──────── MATERIAL SHOWN

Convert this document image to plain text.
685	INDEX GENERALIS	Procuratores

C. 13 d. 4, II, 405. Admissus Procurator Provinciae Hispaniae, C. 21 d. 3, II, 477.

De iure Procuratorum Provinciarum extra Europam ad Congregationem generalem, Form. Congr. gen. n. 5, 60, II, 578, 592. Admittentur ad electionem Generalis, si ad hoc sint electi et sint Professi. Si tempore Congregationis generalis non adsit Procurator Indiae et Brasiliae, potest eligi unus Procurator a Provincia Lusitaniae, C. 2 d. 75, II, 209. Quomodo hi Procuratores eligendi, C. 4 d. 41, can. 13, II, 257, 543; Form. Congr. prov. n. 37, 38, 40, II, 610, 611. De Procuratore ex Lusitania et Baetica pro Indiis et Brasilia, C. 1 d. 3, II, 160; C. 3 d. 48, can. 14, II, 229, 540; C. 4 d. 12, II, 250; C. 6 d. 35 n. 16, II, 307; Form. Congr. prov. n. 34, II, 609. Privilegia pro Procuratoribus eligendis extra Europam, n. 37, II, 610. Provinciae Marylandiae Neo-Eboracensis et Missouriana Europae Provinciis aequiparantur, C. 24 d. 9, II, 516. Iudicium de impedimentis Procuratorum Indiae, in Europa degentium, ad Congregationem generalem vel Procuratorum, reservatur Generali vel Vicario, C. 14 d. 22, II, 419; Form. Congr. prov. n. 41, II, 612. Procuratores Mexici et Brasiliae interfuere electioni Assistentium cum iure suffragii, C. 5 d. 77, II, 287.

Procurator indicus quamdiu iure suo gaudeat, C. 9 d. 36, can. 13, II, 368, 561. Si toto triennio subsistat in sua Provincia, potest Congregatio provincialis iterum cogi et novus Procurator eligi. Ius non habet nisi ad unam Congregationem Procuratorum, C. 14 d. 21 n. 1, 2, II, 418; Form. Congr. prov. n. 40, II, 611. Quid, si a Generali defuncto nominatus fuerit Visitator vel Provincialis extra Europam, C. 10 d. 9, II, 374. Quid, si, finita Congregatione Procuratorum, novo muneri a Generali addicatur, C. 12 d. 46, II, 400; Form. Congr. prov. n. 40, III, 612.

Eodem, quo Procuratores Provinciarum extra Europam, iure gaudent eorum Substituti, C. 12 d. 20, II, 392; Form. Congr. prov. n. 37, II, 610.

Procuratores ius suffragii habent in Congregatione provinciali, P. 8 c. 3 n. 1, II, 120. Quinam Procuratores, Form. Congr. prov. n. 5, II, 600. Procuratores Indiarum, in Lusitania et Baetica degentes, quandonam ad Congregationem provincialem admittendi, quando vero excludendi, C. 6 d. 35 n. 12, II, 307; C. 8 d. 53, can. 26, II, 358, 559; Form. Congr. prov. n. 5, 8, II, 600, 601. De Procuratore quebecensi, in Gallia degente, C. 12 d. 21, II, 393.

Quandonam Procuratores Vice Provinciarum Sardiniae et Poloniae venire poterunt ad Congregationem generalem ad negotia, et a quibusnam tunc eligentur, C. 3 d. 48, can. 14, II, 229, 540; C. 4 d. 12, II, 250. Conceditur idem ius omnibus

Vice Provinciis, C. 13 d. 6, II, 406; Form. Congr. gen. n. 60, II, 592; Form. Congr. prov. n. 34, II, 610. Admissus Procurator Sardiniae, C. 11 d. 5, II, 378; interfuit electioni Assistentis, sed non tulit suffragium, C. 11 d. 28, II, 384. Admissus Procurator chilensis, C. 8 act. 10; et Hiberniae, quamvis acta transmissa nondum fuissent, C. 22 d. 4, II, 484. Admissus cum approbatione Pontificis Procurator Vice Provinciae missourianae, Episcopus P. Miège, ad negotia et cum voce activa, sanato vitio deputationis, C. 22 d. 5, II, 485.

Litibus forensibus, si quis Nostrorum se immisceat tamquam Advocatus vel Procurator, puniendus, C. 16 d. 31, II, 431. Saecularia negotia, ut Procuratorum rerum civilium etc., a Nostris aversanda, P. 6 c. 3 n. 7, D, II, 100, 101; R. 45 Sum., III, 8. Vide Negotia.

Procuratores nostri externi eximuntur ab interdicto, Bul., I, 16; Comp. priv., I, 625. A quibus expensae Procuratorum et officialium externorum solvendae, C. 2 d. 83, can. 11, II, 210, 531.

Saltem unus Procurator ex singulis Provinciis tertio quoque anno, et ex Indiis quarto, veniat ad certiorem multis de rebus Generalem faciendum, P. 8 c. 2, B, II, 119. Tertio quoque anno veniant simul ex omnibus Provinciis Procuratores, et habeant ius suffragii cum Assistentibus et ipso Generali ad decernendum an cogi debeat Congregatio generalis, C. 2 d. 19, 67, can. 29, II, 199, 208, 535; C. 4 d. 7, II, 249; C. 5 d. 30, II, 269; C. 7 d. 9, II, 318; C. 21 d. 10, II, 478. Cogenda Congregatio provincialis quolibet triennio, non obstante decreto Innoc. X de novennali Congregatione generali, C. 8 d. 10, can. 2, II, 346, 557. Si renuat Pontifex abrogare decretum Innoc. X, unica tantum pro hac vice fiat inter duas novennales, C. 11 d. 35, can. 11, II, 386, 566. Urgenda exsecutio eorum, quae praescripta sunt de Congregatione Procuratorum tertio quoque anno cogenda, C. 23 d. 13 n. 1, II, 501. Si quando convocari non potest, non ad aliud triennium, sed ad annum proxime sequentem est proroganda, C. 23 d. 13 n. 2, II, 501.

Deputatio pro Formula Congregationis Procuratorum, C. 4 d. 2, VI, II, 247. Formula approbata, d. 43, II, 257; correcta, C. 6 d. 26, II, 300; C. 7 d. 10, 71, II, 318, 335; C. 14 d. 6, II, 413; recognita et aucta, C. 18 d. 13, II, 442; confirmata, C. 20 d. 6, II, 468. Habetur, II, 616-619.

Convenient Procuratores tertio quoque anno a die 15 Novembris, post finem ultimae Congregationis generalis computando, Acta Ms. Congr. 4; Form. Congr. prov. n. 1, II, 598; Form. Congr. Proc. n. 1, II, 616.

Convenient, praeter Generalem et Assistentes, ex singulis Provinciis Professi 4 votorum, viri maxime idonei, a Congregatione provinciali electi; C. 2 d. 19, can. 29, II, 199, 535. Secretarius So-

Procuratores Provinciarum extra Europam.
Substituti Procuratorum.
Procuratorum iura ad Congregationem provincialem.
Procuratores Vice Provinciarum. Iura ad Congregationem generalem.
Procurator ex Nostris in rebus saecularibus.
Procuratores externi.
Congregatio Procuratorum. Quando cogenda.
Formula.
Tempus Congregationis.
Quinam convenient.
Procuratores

────────────────

### GIVEN EXERCISE
Repeat the data in its entirety, character for character.

### TASK RESPONSE
Convert this document image to plain text.
685	INDEX GENERALIS	Procuratores

C. 13 d. 4, II, 405. Admissus Procurator Provinciae Hispaniae, C. 21 d. 3, II, 477.

De iure Procuratorum Provinciarum extra Europam ad Congregationem generalem, Form. Congr. gen. n. 5, 60, II, 578, 592. Admittentur ad electionem Generalis, si ad hoc sint electi et sint Professi. Si tempore Congregationis generalis non adsit Procurator Indiae et Brasiliae, potest eligi unus Procurator a Provincia Lusitaniae, C. 2 d. 75, II, 209. Quomodo hi Procuratores eligendi, C. 4 d. 41, can. 13, II, 257, 543; Form. Congr. prov. n. 37, 38, 40, II, 610, 611. De Procuratore ex Lusitania et Baetica pro Indiis et Brasilia, C. 1 d. 3, II, 160; C. 3 d. 48, can. 14, II, 229, 540; C. 4 d. 12, II, 250; C. 6 d. 35 n. 16, II, 307; Form. Congr. prov. n. 34, II, 609. Privilegia pro Procuratoribus eligendis extra Europam, n. 37, II, 610. Provinciae Marylandiae Neo-Eboracensis et Missouriana Europae Provinciis aequiparantur, C. 24 d. 9, II, 516. Iudicium de impedimentis Procuratorum Indiae, in Europa degentium, ad Congregationem generalem vel Procuratorum, reservatur Generali vel Vicario, C. 14 d. 22, II, 419; Form. Congr. prov. n. 41, II, 612. Procuratores Mexici et Brasiliae interfuere electioni Assistentium cum iure suffragii, C. 5 d. 77, II, 287.

Procurator indicus quamdiu iure suo gaudeat, C. 9 d. 36, can. 13, II, 368, 561. Si toto triennio subsistat in sua Provincia, potest Congregatio provincialis iterum cogi et novus Procurator eligi. Ius non habet nisi ad unam Congregationem Procuratorum, C. 14 d. 21 n. 1, 2, II, 418; Form. Congr. prov. n. 40, II, 611. Quid, si a Generali defuncto nominatus fuerit Visitator vel Provincialis extra Europam, C. 10 d. 9, II, 374. Quid, si, finita Congregatione Procuratorum, novo muneri a Generali addicatur, C. 12 d. 46, II, 400; Form. Congr. prov. n. 40, III, 612.

Eodem, quo Procuratores Provinciarum extra Europam, iure gaudent eorum Substituti, C. 12 d. 20, II, 392; Form. Congr. prov. n. 37, II, 610.

Procuratores ius suffragii habent in Congregatione provinciali, P. 8 c. 3 n. 1, II, 120. Quinam Procuratores, Form. Congr. prov. n. 5, II, 600. Procuratores Indiarum, in Lusitania et Baetica degentes, quandonam ad Congregationem provincialem admittendi, quando vero excludendi, C. 6 d. 35 n. 12, II, 307; C. 8 d. 53, can. 26, II, 358, 559; Form. Congr. prov. n. 5, 8, II, 600, 601. De Procuratore quebecensi, in Gallia degente, C. 12 d. 21, II, 393.

Quandonam Procuratores Vice Provinciarum Sardiniae et Poloniae venire poterunt ad Congregationem generalem ad negotia, et a quibusnam tunc eligentur, C. 3 d. 48, can. 14, II, 229, 540; C. 4 d. 12, II, 250. Conceditur idem ius omnibus

Vice Provinciis, C. 13 d. 6, II, 406; Form. Congr. gen. n. 60, II, 592; Form. Congr. prov. n. 34, II, 610. Admissus Procurator Sardiniae, C. 11 d. 5, II, 378; interfuit electioni Assistentis, sed non tulit suffragium, C. 11 d. 28, II, 384. Admissus Procurator chilensis, C. 8 act. 10; et Hiberniae, quamvis acta transmissa nondum fuissent, C. 22 d. 4, II, 484. Admissus cum approbatione Pontificis Procurator Vice Provinciae missourianae, Episcopus P. Miège, ad negotia et cum voce activa, sanato vitio deputationis, C. 22 d. 5, II, 485.

Litibus forensibus, si quis Nostrorum se immisceat tamquam Advocatus vel Procurator, puniendus, C. 16 d. 31, II, 431. Saecularia negotia, ut Procuratorum rerum civilium etc., a Nostris aversanda, P. 6 c. 3 n. 7, D, II, 100, 101; R. 45 Sum., III, 8. Vide Negotia.

Procuratores nostri externi eximuntur ab interdicto, Bul., I, 16; Comp. priv., I, 625. A quibus expensae Procuratorum et officialium externorum solvendae, C. 2 d. 83, can. 11, II, 210, 531.

Saltem unus Procurator ex singulis Provinciis tertio quoque anno, et ex Indiis quarto, veniat ad certiorem multis de rebus Generalem faciendum, P. 8 c. 2, B, II, 119. Tertio quoque anno veniant simul ex omnibus Provinciis Procuratores, et habeant ius suffragii cum Assistentibus et ipso Generali ad decernendum an cogi debeat Congregatio generalis, C. 2 d. 19, 67, can. 29, II, 199, 208, 535; C. 4 d. 7, II, 249; C. 5 d. 30, II, 269; C. 7 d. 9, II, 318; C. 21 d. 10, II, 478. Cogenda Congregatio provincialis quolibet triennio, non obstante decreto Innoc. X de novennali Congregatione generali, C. 8 d. 10, can. 2, II, 346, 557. Si renuat Pontifex abrogare decretum Innoc. X, unica tantum pro hac vice fiat inter duas novennales, C. 11 d. 35, can. 11, II, 386, 566. Urgenda exsecutio eorum, quae praescripta sunt de Congregatione Procuratorum tertio quoque anno cogenda, C. 23 d. 13 n. 1, II, 501. Si quando convocari non potest, non ad aliud triennium, sed ad annum proxime sequentem est proroganda, C. 23 d. 13 n. 2, II, 501.

Deputatio pro Formula Congregationis Procuratorum, C. 4 d. 2, VI, II, 247. Formula approbata, d. 43, II, 257; correcta, C. 6 d. 26, II, 300; C. 7 d. 10, 71, II, 318, 335; C. 14 d. 6, II, 413; recognita et aucta, C. 18 d. 13, II, 442; confirmata, C. 20 d. 6, II, 468. Habetur, II, 616-619.

Convenient Procuratores tertio quoque anno a die 15 Novembris, post finem ultimae Congregationis generalis computando, Acta Ms. Congr. 4; Form. Congr. prov. n. 1, II, 598; Form. Congr. Proc. n. 1, II, 616.

Convenient, praeter Generalem et Assistentes, ex singulis Provinciis Professi 4 votorum, viri maxime idonei, a Congregatione provinciali electi; C. 2 d. 19, can. 29, II, 199, 535. Secretarius So-

Procuratores Provinciarum extra Europam.
Substituti Procuratorum.
Procuratorum iura ad Congregationem provincialem.
Procuratores Vice Provinciarum. Iura ad Congregationem generalem.
Procurator ex Nostris in rebus saecularibus.
Procuratores externi.
Congregatio Procuratorum. Quando cogenda.
Formula.
Tempus Congregationis.
Quinam convenient.
Procuratores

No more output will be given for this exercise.